▶ **抜粋箇所**
▼

なお、従来の通常のペットボトルの口筒部の肉厚は2mm程度である。
【0018】
次に本発明の製造方法に係る主たる構成は、
PET系樹脂製の2軸延伸ブロー成形による合成樹脂製壜体の製造方法であり、
試験管状のプリフォームを用い、
ブロー成形金型の壜体の口筒部を形成する部分の金型温度を熱結晶化温度領域の所定の温度に設定し、
胴部と同様に口筒部を、予熱した試験管状のプリフォームの径を2軸延伸ブロー成形の延伸工程により拡径して形成し、
口筒部における延伸倍率と金型温度の設定を、口筒部の結晶化の進行程度の指標である密度が所定の値以上になるように調整する、と云うものである。
【0019】
上記構成の製造方法によれば、結晶化の進行の程度を表す密度を指標として延伸の程度と金型温度の設定を調整することにより、延伸の程度と金型温度を高くすると云う二つの要件が相俟って、従来のように赤外線ヒータ等による熱結晶化処理工程によることなく、2軸延伸ブロー成形と同時に高い生産性で口筒部の結晶化を進行させて耐熱性を付与することができる。
【0020】
ここで、延伸倍率と金型温度の組み合せは、口筒部の口径とプリフォームの口径の組み合せ、プリフォームの射出成形の生産性、2軸延伸ブロー成形の生産性等を考慮して適宜選択することができる。
【0021】
本発明の製造方法に係る他の主たる構成は、
PET系樹脂製の2軸延伸ブロー成形による合成樹脂製壜体の製造方法であり、
試験管状のプリフォームを用い、
ブロー成形金型の壜体の口筒部を形成する部分の金型温度をPET系樹脂のの熱結晶化温度領域の所定の温度に設定し、
胴部と同様に口筒部を、予熱した試験管状のプリフォームの径を2軸延伸ブロー成形の延伸工程により拡径して形成し、
口筒部における延伸倍率と金型温度の設定を、口筒部の結晶化の進行程度の指標である示差走査熱量測定(DSC)の定速昇温測定における結晶化に伴う発熱ピークから算出される結晶化エンタルピー△Hcの絶対値及び、融解に伴う吸熱ピークから算出される融解エンタルピー△Hmの比率(|△Hc|/△Hm)が所定の値以下となるように調整する、と云うものである。
【0022】
上記構成は結晶化エンタルピー△Hcを、口筒部における結晶化の進行程度を表す指標としたものである。
【0023】
本発明の製造方法に係る他の構成は、口筒部を形成する部分の金型温度を135℃以上の温度に設定する、と云うものである。

▲

▶ **課題**
1) 壜体製造方法の抜粋について、次の問いに答えてください。
(a) 従来の通常のペットボトルの口筒部の肉厚はどの程度か。
(b) 最初に挙げられた主たる構成で、口筒部の結晶化の進行程度の指標とされるものは何か。
(c) 最後に挙げられた他の構成では、口筒部を形成する部分の金型温度を何℃以上に設定するか。
2) 壜体製造方法の抜粋のうち、「なお、従来の通常のペットボトルの口筒部の肉厚は2mm程度である。」を含む語句から始め、「になるように調整する、と云うものである。」の後で止めて、その部分を一字一句変えずにもう一度書き出す。
3) 壜体製造方法の抜粋の最後の文に続く文章を書く。

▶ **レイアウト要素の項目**
▼

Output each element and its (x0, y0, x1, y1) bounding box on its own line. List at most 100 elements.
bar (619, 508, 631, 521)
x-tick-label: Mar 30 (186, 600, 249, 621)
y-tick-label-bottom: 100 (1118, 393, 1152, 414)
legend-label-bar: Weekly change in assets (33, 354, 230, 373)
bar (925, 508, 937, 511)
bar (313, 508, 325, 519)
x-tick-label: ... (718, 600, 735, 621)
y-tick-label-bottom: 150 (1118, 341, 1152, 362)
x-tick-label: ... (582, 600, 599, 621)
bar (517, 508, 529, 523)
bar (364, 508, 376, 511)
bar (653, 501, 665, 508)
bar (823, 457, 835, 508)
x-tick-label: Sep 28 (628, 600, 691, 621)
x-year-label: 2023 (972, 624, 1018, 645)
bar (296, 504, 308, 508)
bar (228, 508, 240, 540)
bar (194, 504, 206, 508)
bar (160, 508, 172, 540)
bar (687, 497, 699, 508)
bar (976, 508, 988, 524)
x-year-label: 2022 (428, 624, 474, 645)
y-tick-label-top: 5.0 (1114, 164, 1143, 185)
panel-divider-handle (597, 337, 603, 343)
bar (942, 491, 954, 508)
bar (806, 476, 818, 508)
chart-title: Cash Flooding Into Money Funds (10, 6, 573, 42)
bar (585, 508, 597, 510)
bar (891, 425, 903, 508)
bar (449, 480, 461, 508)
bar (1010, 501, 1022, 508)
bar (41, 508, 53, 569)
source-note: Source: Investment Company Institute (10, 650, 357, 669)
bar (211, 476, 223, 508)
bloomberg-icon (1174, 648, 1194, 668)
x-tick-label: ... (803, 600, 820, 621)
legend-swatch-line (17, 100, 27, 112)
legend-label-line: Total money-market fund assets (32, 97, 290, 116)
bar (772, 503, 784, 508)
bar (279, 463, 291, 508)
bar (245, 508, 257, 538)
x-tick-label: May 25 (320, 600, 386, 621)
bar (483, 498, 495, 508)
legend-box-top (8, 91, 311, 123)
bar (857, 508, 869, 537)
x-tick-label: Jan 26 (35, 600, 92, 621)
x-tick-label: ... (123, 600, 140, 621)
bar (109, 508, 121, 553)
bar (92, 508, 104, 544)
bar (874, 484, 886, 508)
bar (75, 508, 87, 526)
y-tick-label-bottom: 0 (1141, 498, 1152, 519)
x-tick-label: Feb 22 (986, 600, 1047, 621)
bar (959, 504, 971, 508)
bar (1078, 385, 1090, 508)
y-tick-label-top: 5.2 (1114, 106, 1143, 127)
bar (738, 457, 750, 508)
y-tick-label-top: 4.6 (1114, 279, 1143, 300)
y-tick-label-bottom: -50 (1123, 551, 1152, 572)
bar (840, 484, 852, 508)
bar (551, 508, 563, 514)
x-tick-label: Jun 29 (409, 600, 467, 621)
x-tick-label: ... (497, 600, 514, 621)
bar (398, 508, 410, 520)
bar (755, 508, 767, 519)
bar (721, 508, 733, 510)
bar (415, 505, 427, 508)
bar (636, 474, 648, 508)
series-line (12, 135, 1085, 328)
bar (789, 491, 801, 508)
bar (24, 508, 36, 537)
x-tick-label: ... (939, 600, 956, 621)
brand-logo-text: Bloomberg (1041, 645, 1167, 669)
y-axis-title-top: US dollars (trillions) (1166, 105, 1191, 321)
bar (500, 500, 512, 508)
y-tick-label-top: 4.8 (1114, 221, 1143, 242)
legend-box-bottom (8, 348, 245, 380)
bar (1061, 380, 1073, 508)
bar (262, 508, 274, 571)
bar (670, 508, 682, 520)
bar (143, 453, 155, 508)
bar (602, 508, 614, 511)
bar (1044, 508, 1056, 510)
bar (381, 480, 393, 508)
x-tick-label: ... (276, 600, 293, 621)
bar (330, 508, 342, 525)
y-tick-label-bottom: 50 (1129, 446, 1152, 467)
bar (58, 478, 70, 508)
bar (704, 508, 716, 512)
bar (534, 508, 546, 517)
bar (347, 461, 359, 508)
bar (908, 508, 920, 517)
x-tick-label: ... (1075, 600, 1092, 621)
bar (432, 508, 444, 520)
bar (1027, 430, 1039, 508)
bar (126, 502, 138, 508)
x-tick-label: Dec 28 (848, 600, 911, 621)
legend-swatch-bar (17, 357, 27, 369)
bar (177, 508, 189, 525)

▲

▶ **期待される結果**
1)
(a) 2mm程度
(b) 密度
(c) 135℃以上

2)
なお、従来の通常のペットボトルの口筒部の肉厚は2mm程度である。
【0018】
次に本発明の製造方法に係る主たる構成は、
PET系樹脂製の2軸延伸ブロー成形による合成樹脂製壜体の製造方法であり、
試験管状のプリフォームを用い、
ブロー成形金型の壜体の口筒部を形成する部分の金型温度を熱結晶化温度領域の所定の温度に設定し、
胴部と同様に口筒部を、予熱した試験管状のプリフォームの径を2軸延伸ブロー成形の延伸工程により拡径して形成し、
口筒部における延伸倍率と金型温度の設定を、口筒部の結晶化の進行程度の指標である密度が所定の値以上になるように調整する、と云うものである。

3)
【0024】
金型温度をどの程度にまで高温にするかは口筒部の延伸倍率や、二軸延伸ブロー成形の生産性等を考慮して適宜決めることができるものであるが、口筒部の延伸倍率(縦延伸倍率×横延伸倍率)が数倍程度であっても、金型温度を135℃以上とすることにより高温充填工程の高温下において耐熱性を発揮させることができる。
ここで、従来の口筒部の熱結晶化処理は赤外線ヒータ等を用いて200℃程度の高温で実施されるものであるが、本発明の製造方法によれば比較的低温の135℃程度の温度で結晶化を短時間に進行させることが可能である。
【0025】
本発明の製造方法に係るさらに他の構成は、2軸延伸ブロー成形により試験管状のプリフォームから壜体の口筒部を延伸形成し、最終成形品である壜体を得るための方法に係るものであり、
プリフォームを円筒状の胴部の上端部にネックリングを配設した口部を有する形状とし、この口部を利用してプリフォームを金型内に固定し、プリフォームの胴部と底部を2軸延伸して、壜体の口筒部、肩部、胴部、および底部を形成し、その後壜体の口筒部の上端面の上方に一体連結される前記プリフォームの口部を含む部分を切除する、と云うものである。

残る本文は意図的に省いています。